## Requirement
In the material below, copy out unchanged the stretch from the line containing "140, 51, 152]" through the line containing "96, 61, 97]", including both of those lines.

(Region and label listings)
+ + + + +

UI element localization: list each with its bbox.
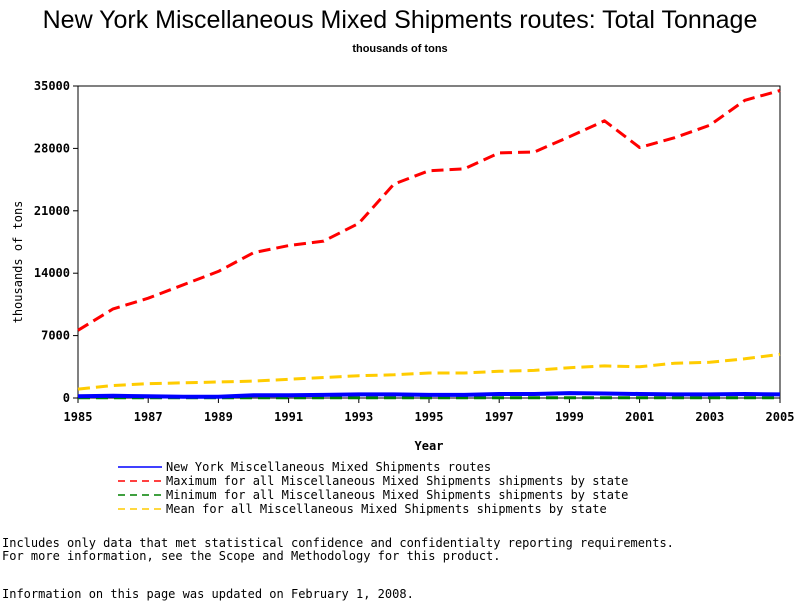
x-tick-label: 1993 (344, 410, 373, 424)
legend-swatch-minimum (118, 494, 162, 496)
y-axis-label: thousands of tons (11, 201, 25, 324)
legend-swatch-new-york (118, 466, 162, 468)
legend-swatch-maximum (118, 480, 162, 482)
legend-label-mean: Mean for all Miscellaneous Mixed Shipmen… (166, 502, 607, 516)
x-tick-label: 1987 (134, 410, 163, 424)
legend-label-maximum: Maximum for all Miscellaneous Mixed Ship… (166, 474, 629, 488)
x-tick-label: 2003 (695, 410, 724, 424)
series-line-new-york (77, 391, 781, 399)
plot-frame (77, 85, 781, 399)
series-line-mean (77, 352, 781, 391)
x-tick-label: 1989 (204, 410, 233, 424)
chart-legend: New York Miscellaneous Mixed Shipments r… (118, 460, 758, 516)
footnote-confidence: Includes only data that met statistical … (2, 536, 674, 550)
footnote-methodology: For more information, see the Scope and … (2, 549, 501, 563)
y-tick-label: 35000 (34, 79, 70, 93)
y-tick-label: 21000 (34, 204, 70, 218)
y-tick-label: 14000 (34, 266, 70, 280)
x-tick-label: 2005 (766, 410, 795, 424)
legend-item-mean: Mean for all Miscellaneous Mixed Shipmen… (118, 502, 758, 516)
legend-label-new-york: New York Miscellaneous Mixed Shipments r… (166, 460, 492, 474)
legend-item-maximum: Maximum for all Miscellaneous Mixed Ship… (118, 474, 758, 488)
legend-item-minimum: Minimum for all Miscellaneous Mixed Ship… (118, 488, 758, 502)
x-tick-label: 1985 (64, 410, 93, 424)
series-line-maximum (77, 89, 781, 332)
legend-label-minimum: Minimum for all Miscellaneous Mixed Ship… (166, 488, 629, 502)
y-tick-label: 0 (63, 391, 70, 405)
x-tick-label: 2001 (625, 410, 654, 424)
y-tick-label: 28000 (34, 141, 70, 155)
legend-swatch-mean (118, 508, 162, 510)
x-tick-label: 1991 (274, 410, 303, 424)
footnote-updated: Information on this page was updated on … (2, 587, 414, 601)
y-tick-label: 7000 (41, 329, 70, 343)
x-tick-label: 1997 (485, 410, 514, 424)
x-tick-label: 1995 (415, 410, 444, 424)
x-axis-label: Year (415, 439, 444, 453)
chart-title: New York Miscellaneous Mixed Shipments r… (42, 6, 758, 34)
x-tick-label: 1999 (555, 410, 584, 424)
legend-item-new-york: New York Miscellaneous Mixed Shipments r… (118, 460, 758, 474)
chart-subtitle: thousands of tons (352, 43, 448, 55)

+ + + + +

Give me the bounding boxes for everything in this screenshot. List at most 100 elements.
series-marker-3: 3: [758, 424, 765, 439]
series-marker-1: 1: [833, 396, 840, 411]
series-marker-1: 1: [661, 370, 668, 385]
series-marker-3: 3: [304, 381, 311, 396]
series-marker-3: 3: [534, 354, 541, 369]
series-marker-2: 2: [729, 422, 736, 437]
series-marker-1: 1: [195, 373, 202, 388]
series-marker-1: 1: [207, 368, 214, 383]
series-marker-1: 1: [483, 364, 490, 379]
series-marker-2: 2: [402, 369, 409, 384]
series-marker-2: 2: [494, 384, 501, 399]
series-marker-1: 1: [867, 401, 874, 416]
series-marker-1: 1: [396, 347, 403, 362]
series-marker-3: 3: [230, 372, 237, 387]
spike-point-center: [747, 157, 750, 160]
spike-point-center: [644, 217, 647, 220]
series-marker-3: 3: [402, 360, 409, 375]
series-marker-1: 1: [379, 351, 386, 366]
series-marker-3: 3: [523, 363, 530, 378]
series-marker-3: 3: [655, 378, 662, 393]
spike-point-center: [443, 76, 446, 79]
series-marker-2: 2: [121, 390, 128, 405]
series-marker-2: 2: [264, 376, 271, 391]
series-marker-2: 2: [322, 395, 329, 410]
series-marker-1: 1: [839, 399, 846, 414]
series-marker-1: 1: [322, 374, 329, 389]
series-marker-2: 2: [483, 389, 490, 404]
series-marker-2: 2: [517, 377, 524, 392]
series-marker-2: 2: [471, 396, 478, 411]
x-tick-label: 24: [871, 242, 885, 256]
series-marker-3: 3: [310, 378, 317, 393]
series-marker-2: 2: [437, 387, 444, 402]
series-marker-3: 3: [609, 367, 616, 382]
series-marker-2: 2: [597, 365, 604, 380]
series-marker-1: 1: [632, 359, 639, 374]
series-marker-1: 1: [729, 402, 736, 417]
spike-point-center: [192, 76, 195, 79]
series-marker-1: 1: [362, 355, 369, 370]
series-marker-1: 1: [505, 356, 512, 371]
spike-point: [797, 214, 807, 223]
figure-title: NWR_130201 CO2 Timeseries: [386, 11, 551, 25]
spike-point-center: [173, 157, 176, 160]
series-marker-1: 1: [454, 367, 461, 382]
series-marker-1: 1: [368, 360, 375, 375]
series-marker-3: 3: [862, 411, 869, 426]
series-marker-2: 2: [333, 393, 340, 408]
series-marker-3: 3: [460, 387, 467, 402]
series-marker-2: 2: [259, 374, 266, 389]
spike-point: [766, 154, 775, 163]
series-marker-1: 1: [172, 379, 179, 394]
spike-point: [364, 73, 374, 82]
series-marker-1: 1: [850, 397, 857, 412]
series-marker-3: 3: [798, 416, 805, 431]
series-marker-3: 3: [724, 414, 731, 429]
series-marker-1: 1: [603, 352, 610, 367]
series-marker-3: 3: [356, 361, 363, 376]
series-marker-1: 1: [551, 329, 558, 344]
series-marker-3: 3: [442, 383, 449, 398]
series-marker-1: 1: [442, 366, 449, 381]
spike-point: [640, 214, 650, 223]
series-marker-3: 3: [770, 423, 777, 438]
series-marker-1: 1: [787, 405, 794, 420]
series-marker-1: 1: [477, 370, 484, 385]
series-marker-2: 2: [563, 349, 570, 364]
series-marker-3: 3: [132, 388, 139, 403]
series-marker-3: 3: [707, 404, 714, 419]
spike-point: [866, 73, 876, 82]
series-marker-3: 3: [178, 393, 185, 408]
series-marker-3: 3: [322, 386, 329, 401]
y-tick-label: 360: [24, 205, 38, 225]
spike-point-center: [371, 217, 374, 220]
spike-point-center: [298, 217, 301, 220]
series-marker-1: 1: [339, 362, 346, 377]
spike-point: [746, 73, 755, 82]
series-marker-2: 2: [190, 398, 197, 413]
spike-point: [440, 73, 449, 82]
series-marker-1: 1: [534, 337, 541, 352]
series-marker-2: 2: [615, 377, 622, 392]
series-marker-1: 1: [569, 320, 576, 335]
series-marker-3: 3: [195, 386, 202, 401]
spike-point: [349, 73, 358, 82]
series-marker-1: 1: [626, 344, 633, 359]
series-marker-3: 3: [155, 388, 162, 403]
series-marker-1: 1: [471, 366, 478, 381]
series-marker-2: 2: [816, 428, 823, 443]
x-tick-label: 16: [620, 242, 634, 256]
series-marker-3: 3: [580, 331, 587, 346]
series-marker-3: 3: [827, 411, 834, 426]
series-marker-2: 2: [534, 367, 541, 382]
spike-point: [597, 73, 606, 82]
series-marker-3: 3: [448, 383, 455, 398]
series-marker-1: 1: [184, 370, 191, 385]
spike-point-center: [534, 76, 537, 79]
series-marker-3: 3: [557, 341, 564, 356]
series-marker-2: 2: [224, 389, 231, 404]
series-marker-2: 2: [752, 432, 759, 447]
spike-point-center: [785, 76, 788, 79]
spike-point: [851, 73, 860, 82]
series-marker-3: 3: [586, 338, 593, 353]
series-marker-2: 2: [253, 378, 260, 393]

+ + + + +

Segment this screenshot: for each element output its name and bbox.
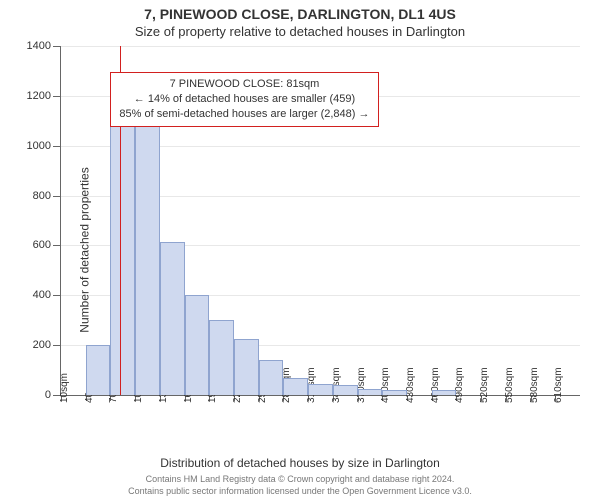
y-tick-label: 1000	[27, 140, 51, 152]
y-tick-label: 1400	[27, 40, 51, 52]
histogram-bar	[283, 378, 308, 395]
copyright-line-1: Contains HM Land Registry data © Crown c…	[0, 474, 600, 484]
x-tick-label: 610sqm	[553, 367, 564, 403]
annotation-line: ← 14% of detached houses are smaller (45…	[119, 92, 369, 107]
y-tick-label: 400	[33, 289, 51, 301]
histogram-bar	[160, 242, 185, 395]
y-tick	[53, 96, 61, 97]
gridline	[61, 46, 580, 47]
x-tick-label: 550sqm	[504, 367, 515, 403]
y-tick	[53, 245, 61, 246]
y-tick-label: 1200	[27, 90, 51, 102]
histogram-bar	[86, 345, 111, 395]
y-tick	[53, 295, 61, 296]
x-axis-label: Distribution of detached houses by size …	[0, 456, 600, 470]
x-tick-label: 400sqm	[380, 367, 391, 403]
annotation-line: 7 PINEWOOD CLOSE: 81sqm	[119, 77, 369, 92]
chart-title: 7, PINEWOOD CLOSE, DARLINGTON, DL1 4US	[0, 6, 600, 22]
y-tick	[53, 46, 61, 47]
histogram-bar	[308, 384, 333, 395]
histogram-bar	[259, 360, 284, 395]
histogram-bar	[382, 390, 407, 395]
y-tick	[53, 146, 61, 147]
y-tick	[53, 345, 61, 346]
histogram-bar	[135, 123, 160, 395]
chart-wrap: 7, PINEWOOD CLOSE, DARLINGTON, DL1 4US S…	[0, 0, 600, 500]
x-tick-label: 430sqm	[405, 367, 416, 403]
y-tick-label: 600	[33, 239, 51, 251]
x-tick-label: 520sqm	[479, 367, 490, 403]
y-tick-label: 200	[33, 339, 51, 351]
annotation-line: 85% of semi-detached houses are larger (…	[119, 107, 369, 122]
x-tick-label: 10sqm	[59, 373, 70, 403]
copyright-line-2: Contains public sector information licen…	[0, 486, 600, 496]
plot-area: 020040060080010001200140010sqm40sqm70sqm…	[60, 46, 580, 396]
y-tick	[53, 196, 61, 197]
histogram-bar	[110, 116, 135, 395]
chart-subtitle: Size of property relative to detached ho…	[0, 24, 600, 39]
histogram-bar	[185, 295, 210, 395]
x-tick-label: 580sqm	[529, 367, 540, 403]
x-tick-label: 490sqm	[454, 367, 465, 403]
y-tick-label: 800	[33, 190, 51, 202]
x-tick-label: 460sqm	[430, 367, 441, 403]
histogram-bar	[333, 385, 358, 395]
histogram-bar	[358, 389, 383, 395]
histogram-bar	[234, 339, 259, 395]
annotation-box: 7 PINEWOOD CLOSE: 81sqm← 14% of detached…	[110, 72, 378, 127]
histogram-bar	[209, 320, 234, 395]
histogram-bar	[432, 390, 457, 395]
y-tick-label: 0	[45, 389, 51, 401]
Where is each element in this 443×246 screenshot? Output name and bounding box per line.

+ + + + +

## Task result
y-tick-label: 1000	[27, 140, 51, 152]
y-tick-label: 1400	[27, 40, 51, 52]
histogram-bar	[283, 378, 308, 395]
copyright-line-1: Contains HM Land Registry data © Crown c…	[0, 474, 600, 484]
x-tick-label: 610sqm	[553, 367, 564, 403]
annotation-line: ← 14% of detached houses are smaller (45…	[119, 92, 369, 107]
y-tick-label: 400	[33, 289, 51, 301]
histogram-bar	[160, 242, 185, 395]
y-tick	[53, 96, 61, 97]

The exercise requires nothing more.